STATED EXERCISE =>
Write out each line from the data below that includes the word "goods".

[Source records]
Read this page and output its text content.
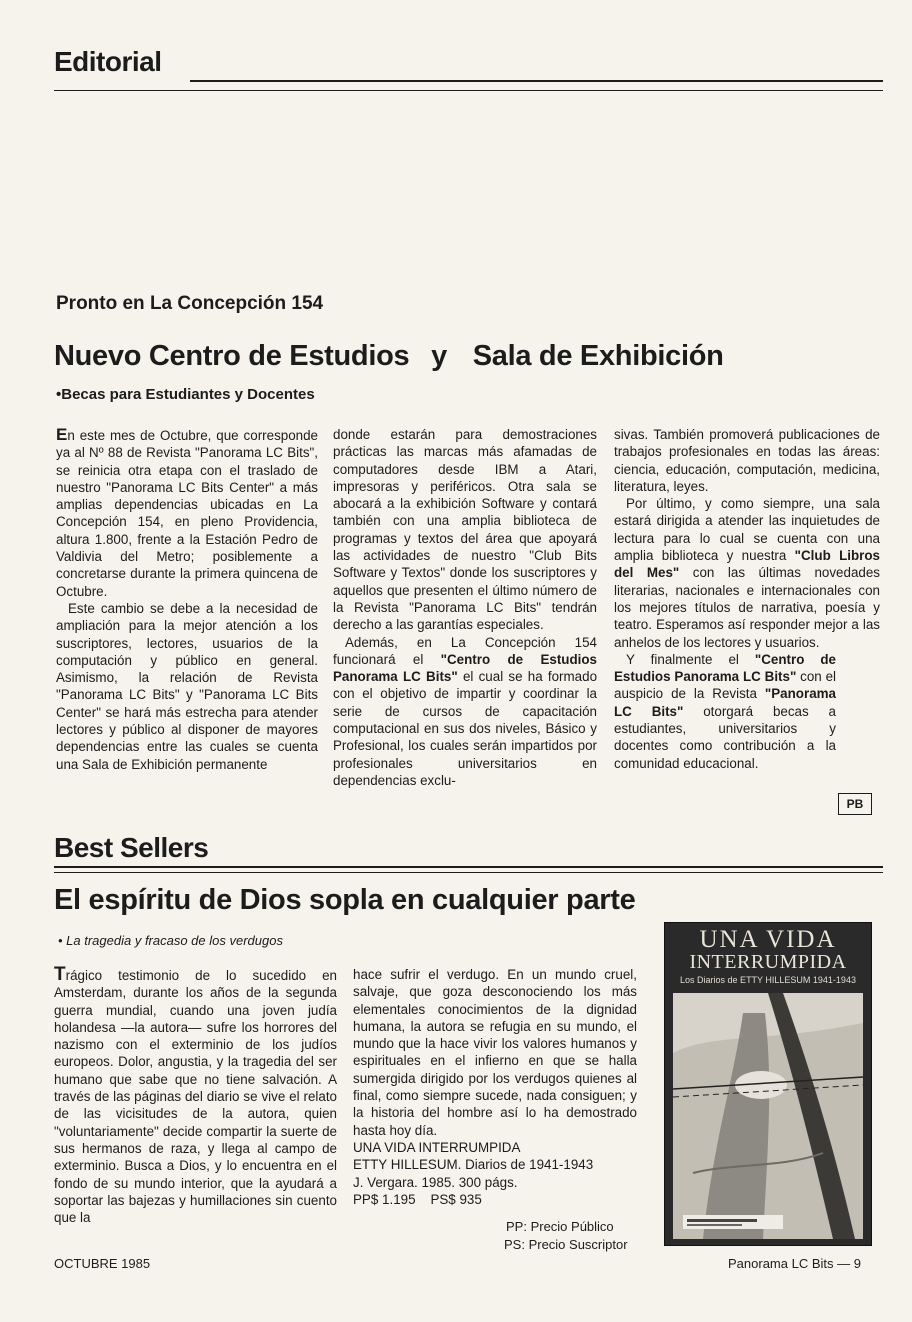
Editorial
Pronto en La Concepción 154
Nuevo Centro de Estudios y Sala de Exhibición
•Becas para Estudiantes y Docentes

En este mes de Octubre, que corresponde ya al Nº 88 de Revista "Panorama LC Bits", se reinicia otra etapa con el traslado de nuestro "Panorama LC Bits Center" a más amplias dependencias ubicadas en La Concepción 154, en pleno Providencia, altura 1.800, frente a la Estación Pedro de Valdivia del Metro; posiblemente a concretarse durante la primera quincena de Octubre.

Este cambio se debe a la necesidad de ampliación para la mejor atención a los suscriptores, lectores, usuarios de la computación y público en general. Asimismo, la relación de Revista "Panorama LC Bits" y "Panorama LC Bits Center" se hará más estrecha para atender lectores y público al disponer de mayores dependencias entre las cuales se cuenta una Sala de Exhibición permanente

donde estarán para demostraciones prácticas las marcas más afamadas de computadores desde IBM a Atari, impresoras y periféricos. Otra sala se abocará a la exhibición Software y contará también con una amplia biblioteca de programas y textos del área que apoyará las actividades de nuestro "Club Bits Software y Textos" donde los suscriptores y aquellos que presenten el último número de la Revista "Panorama LC Bits" tendrán derecho a las garantías especiales.

Además, en La Concepción 154 funcionará el "Centro de Estudios Panorama LC Bits" el cual se ha formado con el objetivo de impartir y coordinar la serie de cursos de capacitación computacional en sus dos niveles, Básico y Profesional, los cuales serán impartidos por profesionales universitarios en dependencias exclu-

sivas. También promoverá publicaciones de trabajos profesionales en todas las áreas: ciencia, educación, computación, medicina, literatura, leyes.

Por último, y como siempre, una sala estará dirigida a atender las inquietudes de lectura para lo cual se cuenta con una amplia biblioteca y nuestra "Club Libros del Mes" con las últimas novedades literarias, nacionales e internacionales con los mejores títulos de narrativa, poesía y teatro. Esperamos así responder mejor a las anhelos de los lectores y usuarios.

Y finalmente el "Centro de Estudios Panorama LC Bits" con el auspicio de la Revista "Panorama LC Bits" otorgará becas a estudiantes, universitarios y docentes como contribución a la comunidad educacional.

PB
Best Sellers
El espíritu de Dios sopla en cualquier parte
• La tragedia y fracaso de los verdugos

Trágico testimonio de lo sucedido en Amsterdam, durante los años de la segunda guerra mundial, cuando una joven judía holandesa —la autora— sufre los horrores del nazismo con el exterminio de los judíos europeos. Dolor, angustia, y la tragedia del ser humano que sabe que no tiene salvación. A través de las páginas del diario se vive el relato de las vicisitudes de la autora, quien "voluntariamente" decide compartir la suerte de sus hermanos de raza, y llega al campo de exterminio. Busca a Dios, y lo encuentra en el fondo de su mundo interior, que la ayudará a soportar las bajezas y humillaciones sin cuento que la

hace sufrir el verdugo. En un mundo cruel, salvaje, que goza desconociendo los más elementales conocimientos de la dignidad humana, la autora se refugia en su mundo, el mundo que la hace vivir los valores humanos y espirituales en el infierno en que se halla sumergida dirigido por los verdugos quienes al final, como siempre sucede, nada consiguen; y la historia del hombre así lo ha demostrado hasta hoy día.

UNA VIDA INTERRUMPIDA

ETTY HILLESUM. Diarios de 1941-1943

J. Vergara. 1985. 300 págs.

PP$ 1.195 PS$ 935

PP: Precio Público
PS: Precio Suscriptor
UNA VIDA
INTERRUMPIDA
Los Diarios de ETTY HILLESUM 1941-1943
OCTUBRE 1985	Panorama LC Bits — 9
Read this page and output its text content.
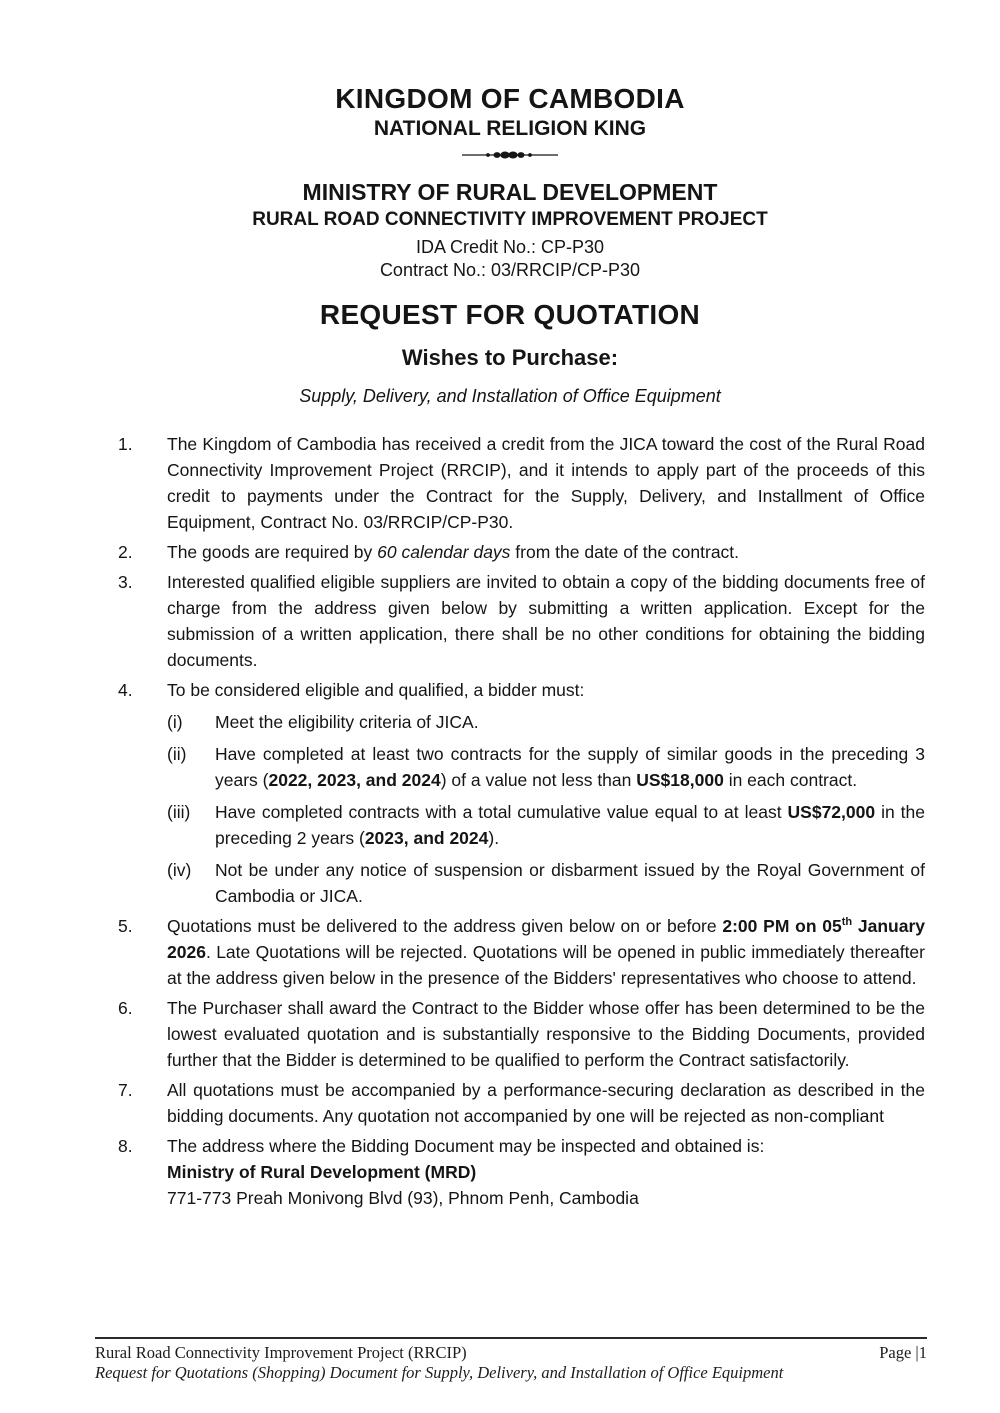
KINGDOM OF CAMBODIA
NATIONAL RELIGION KING
MINISTRY OF RURAL DEVELOPMENT
RURAL ROAD CONNECTIVITY IMPROVEMENT PROJECT
IDA Credit No.: CP-P30
Contract No.: 03/RRCIP/CP-P30
REQUEST FOR QUOTATION
Wishes to Purchase:
Supply, Delivery, and Installation of Office Equipment
1. The Kingdom of Cambodia has received a credit from the JICA toward the cost of the Rural Road Connectivity Improvement Project (RRCIP), and it intends to apply part of the proceeds of this credit to payments under the Contract for the Supply, Delivery, and Installment of Office Equipment, Contract No. 03/RRCIP/CP-P30.
2. The goods are required by 60 calendar days from the date of the contract.
3. Interested qualified eligible suppliers are invited to obtain a copy of the bidding documents free of charge from the address given below by submitting a written application. Except for the submission of a written application, there shall be no other conditions for obtaining the bidding documents.
4. To be considered eligible and qualified, a bidder must:
(i) Meet the eligibility criteria of JICA.
(ii) Have completed at least two contracts for the supply of similar goods in the preceding 3 years (2022, 2023, and 2024) of a value not less than US$18,000 in each contract.
(iii) Have completed contracts with a total cumulative value equal to at least US$72,000 in the preceding 2 years (2023, and 2024).
(iv) Not be under any notice of suspension or disbarment issued by the Royal Government of Cambodia or JICA.
5. Quotations must be delivered to the address given below on or before 2:00 PM on 05th January 2026. Late Quotations will be rejected. Quotations will be opened in public immediately thereafter at the address given below in the presence of the Bidders' representatives who choose to attend.
6. The Purchaser shall award the Contract to the Bidder whose offer has been determined to be the lowest evaluated quotation and is substantially responsive to the Bidding Documents, provided further that the Bidder is determined to be qualified to perform the Contract satisfactorily.
7. All quotations must be accompanied by a performance-securing declaration as described in the bidding documents. Any quotation not accompanied by one will be rejected as non-compliant
8. The address where the Bidding Document may be inspected and obtained is:
Ministry of Rural Development (MRD)
771-773 Preah Monivong Blvd (93), Phnom Penh, Cambodia
Rural Road Connectivity Improvement Project (RRCIP)	Page |1
Request for Quotations (Shopping) Document for Supply, Delivery, and Installation of Office Equipment
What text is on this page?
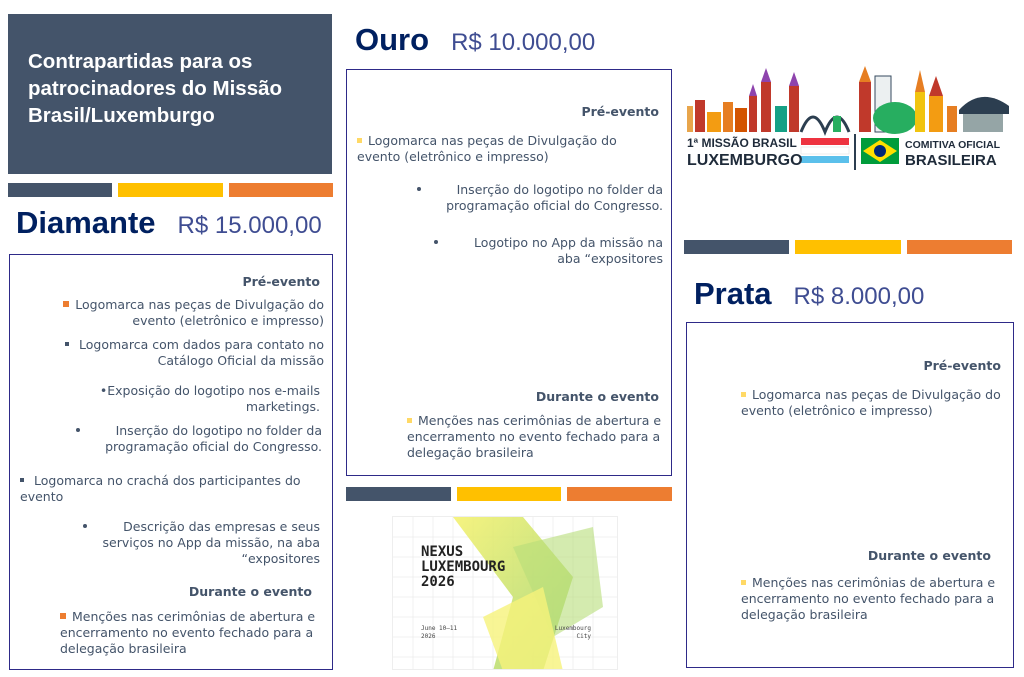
Contrapartidas para os patrocinadores do Missão Brasil/Luxemburgo
Diamante R$ 15.000,00
Pré-evento
Logomarca nas peças de Divulgação do evento (eletrônico e impresso)
Logomarca com dados para contato no Catálogo Oficial da missão
•Exposição do logotipo nos e-mails marketings.
Inserção do logotipo no folder da programação oficial do Congresso.
Logomarca no crachá dos participantes do evento
Descrição das empresas e seus serviços no App da missão, na aba “expositores
Durante o evento
Menções nas cerimônias de abertura e encerramento no evento fechado para a delegação brasileira
Ouro R$ 10.000,00
Pré-evento
Logomarca nas peças de Divulgação do evento (eletrônico e impresso)
Inserção do logotipo no folder da programação oficial do Congresso.
Logotipo no App da missão na aba “expositores
Durante o evento
Menções nas cerimônias de abertura e encerramento no evento fechado para a delegação brasileira
Prata R$ 8.000,00
Pré-evento
Logomarca nas peças de Divulgação do evento (eletrônico e impresso)
Durante o evento
Menções nas cerimônias de abertura e encerramento no evento fechado para a delegação brasileira
1ª MISSÃO BRASIL
LUXEMBURGO
COMITIVA OFICIAL
BRASILEIRA
NEXUS
LUXEMBOURG
2026
June 10—11
2026
Luxembourg
City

RESULT OF THIS EXERCISE =>
2. The goods are required by 60 calendar days from the date of the contract.
(ii) Have completed at least two contracts for the supply of similar goods in the preceding 3 years (2022, 2023, and 2024) of a value not less than US$18,000 in each contract.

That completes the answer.